I learnt TypeScript and modern PHP as part of uplifting old code at Papercut and along with learning type hints in Python I have a large appreciation for type annotations helping us clarify the code for humans and the computer.
I find this approach lets me to get the most out of the skills I pick up; and for the technologies I don't personally know it's usually easy to find someone who can provide opinion or guidance.
A large part of my time at realcommercial.com.au was spent embedded as the single person for deployment support for around 20 engineers across Melbourne and Xi'an. In this time I created three tools in particular: a docker client, a cloudformation management tool, and a general aws synchronisation tool built with boto.
I used these tools to create a consistent and understandable deployment pattern that let me manage a large workload and enabled my colleagues to focus on what they were building instead of how to get it out the door.
Years later in my role at Papercut I developed a system that would stand
up the development setup for technical and non technical people who added
to our systems. This system meant we could make changes to how the
development system was setup and after running ./update.sh
users
of the system would be able to run their local setup with those changes.
Having the ability to stand up a local system that lets the developer focus on the functionality of the system without being distracted by the operational reality of running code in the cloud allows a tight feedback loop on making the code perform it's functional requirements.
When paired with a staging environment that clones the infrastructure of production, we can can discover and resolve the vast majority of edge cases and bugs with a high level of confidence before code sees production use.
When I worked with Smart Light bulbs, my primary focus was developing applications that sit in our GCP kubernetes cluster but my passion led me to creating a large framework of functionality that could interact with devices. This codebase became the defacto second implementation of all the functionality in the consumer mobile apps and factory code. I also built 10 applications on top of that foundation. Code from this project sat in the cloud, was used by support, used in the warehouse, used by sales and used by all engineer teams to interact with our devices during development.
This codebase included over 137 thousand lines of python (including the 10 applications and over 60 thousand lines of tests) and was essentially entirely written by me. There's too many features to list here but I'm most proud of my "fake device" which allowed us to emulate the behaviour of different hardware/firmware versions of the product range without having specific hardware or even before firmware changes have been implemented. This code also powered some basic smoke tests that would constantly check that devices could connect to the cloud and be controlled.

Study material
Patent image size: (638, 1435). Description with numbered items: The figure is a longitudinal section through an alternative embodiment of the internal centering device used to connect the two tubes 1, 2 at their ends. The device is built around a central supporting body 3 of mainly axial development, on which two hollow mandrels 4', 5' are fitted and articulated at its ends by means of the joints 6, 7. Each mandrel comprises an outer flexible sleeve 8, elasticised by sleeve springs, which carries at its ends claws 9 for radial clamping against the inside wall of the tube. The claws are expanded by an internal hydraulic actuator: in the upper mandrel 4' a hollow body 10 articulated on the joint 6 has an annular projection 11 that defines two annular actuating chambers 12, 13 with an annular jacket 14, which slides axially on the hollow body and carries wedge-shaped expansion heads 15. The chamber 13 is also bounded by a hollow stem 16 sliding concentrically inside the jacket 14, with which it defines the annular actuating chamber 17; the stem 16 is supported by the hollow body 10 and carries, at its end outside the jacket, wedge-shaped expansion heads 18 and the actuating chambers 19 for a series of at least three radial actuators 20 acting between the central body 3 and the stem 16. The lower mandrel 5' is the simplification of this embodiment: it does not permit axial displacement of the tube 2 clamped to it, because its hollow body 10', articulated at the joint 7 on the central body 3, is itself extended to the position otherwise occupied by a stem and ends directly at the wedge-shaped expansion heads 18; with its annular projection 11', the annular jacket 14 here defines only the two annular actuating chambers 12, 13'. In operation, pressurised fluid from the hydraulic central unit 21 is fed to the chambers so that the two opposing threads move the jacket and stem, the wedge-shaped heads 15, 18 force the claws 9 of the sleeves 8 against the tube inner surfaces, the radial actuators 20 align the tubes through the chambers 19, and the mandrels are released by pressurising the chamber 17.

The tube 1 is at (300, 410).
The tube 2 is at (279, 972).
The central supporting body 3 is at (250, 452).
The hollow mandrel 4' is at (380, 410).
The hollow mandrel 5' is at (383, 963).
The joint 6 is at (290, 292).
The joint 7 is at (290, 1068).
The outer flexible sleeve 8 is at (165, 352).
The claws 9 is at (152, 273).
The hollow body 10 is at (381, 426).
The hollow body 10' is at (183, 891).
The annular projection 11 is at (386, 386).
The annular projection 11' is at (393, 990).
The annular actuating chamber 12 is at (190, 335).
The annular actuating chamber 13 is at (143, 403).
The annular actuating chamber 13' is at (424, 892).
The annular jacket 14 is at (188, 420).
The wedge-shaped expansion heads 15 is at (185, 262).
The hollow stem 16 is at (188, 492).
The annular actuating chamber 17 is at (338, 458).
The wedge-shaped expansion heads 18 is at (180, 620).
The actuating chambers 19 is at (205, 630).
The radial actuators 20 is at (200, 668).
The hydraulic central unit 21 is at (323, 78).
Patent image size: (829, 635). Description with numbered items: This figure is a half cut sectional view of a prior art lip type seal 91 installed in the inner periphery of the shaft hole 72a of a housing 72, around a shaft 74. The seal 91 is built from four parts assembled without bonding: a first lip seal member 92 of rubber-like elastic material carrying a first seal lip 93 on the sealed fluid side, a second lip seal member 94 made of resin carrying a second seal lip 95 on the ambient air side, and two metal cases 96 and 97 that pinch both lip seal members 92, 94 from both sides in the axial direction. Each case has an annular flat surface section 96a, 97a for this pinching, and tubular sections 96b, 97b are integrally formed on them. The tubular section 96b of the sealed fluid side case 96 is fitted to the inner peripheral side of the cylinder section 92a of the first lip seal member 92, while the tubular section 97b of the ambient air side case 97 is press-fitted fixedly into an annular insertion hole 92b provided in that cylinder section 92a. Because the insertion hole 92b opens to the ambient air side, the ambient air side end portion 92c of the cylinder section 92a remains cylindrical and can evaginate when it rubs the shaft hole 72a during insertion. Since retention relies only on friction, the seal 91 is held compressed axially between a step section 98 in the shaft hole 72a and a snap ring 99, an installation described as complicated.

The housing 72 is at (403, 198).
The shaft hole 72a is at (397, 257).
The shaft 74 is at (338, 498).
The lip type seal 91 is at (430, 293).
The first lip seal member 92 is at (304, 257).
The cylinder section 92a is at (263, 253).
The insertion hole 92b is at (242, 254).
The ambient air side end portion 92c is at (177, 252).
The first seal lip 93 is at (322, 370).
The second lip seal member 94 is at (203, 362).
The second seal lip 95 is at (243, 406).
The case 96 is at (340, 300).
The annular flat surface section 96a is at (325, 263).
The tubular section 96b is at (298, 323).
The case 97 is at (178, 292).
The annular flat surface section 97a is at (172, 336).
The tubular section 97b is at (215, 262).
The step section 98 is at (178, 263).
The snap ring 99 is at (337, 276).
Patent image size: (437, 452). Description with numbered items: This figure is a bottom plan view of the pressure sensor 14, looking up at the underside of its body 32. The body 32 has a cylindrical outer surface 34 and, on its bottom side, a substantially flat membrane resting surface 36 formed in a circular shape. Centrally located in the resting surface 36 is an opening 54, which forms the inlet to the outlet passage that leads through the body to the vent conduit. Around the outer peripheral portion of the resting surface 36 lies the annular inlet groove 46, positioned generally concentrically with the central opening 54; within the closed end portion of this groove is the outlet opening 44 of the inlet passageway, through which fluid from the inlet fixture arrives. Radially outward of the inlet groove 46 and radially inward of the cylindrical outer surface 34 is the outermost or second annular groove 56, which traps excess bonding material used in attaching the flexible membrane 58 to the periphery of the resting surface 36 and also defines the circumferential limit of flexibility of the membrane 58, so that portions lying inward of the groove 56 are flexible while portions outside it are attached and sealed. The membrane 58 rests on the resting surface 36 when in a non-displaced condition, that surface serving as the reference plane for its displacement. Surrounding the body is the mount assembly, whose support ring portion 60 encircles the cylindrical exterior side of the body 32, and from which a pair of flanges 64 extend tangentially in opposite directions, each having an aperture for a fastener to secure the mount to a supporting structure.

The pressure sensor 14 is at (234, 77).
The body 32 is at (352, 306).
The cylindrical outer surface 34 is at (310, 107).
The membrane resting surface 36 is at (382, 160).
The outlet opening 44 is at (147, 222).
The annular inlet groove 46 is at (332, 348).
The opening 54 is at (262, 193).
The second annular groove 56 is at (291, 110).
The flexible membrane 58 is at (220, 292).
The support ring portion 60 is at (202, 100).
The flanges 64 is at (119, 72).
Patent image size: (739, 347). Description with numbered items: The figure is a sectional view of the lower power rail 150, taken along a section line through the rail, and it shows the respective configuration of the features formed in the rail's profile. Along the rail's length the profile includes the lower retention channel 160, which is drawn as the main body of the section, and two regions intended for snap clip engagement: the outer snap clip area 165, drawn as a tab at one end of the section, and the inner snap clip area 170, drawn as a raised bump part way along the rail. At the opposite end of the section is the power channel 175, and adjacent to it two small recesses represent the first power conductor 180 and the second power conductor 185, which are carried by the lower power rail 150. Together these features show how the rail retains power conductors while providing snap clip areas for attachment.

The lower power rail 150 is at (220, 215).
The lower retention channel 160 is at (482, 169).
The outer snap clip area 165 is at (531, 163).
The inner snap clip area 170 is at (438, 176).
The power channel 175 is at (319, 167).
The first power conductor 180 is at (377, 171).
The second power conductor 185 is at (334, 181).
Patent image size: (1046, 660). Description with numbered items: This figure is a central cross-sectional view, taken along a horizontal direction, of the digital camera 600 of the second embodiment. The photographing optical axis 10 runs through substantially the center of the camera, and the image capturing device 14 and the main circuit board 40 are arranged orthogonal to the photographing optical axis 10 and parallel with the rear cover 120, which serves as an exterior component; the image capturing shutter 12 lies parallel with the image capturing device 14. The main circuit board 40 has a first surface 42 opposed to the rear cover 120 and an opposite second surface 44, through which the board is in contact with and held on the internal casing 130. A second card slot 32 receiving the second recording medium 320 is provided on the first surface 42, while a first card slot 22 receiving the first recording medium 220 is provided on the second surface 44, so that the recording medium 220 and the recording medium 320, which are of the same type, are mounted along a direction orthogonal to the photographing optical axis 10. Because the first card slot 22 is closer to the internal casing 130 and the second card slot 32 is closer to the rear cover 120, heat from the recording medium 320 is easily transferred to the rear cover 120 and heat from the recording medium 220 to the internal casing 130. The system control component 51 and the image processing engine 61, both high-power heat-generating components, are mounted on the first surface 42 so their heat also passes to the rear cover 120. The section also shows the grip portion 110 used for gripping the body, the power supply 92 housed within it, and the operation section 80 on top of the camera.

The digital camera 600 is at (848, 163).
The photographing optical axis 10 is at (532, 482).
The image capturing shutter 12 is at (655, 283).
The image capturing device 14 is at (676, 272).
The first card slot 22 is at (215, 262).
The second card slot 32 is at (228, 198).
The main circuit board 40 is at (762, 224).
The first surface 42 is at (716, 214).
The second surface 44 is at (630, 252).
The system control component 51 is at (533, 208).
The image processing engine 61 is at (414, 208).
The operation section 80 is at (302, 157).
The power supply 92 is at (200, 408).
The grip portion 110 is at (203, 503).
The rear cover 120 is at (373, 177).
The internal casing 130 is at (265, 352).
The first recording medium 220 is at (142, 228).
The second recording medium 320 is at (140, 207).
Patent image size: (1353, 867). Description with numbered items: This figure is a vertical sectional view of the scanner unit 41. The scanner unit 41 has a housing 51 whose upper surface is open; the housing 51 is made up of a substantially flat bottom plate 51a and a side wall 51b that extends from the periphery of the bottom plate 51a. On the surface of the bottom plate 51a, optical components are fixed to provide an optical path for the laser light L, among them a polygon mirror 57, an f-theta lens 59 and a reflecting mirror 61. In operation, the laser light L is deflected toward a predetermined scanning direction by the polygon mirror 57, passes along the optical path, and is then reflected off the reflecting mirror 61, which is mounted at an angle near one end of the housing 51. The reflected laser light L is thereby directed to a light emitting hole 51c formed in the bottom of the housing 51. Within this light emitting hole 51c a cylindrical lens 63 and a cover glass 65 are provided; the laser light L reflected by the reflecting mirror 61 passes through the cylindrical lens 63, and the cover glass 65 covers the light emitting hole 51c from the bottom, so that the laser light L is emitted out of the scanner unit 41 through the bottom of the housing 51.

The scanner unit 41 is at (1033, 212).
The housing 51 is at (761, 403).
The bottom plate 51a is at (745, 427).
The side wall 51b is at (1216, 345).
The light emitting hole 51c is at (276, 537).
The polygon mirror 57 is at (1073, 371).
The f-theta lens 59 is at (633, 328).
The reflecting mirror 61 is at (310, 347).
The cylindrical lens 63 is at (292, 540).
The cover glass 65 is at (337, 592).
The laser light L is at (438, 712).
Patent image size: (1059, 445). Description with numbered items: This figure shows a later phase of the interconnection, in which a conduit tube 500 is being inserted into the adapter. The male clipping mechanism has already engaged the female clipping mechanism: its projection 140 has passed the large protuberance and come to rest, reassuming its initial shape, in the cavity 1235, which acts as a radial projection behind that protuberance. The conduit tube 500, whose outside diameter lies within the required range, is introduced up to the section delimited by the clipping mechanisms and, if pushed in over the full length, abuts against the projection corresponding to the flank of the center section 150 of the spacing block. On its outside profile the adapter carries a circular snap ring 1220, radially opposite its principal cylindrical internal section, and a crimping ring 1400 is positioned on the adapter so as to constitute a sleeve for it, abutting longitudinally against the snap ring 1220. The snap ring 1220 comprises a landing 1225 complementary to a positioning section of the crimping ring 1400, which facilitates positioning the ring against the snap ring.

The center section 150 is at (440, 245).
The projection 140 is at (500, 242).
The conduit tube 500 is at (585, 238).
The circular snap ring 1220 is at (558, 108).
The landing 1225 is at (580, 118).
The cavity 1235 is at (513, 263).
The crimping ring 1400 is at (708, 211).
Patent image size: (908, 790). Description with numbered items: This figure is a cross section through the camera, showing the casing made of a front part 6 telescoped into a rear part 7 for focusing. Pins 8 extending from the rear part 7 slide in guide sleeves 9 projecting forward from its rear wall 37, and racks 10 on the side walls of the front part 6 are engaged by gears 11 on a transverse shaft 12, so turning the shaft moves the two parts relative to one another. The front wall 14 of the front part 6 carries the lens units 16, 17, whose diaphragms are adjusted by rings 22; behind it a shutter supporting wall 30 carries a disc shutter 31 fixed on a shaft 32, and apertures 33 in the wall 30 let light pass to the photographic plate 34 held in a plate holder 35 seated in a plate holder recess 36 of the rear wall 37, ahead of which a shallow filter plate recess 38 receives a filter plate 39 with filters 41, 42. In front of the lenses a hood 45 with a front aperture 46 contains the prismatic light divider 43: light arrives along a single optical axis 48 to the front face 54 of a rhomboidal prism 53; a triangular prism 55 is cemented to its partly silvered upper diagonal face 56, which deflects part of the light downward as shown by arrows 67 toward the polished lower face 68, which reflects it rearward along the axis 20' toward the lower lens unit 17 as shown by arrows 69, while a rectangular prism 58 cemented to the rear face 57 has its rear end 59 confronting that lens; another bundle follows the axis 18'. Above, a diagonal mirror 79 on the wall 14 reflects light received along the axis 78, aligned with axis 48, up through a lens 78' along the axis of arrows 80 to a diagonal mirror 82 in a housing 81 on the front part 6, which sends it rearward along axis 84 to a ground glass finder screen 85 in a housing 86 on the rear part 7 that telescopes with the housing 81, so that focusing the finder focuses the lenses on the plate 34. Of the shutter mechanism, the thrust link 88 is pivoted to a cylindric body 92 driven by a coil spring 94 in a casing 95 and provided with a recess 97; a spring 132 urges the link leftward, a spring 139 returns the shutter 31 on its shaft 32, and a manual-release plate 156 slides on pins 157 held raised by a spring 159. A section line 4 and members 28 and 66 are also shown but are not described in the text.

Task item
In the work history text, how many lines of Python did the smart light bulb codebase include? The entries come from a different source than the text.

Result of this task
Over 137 thousand lines.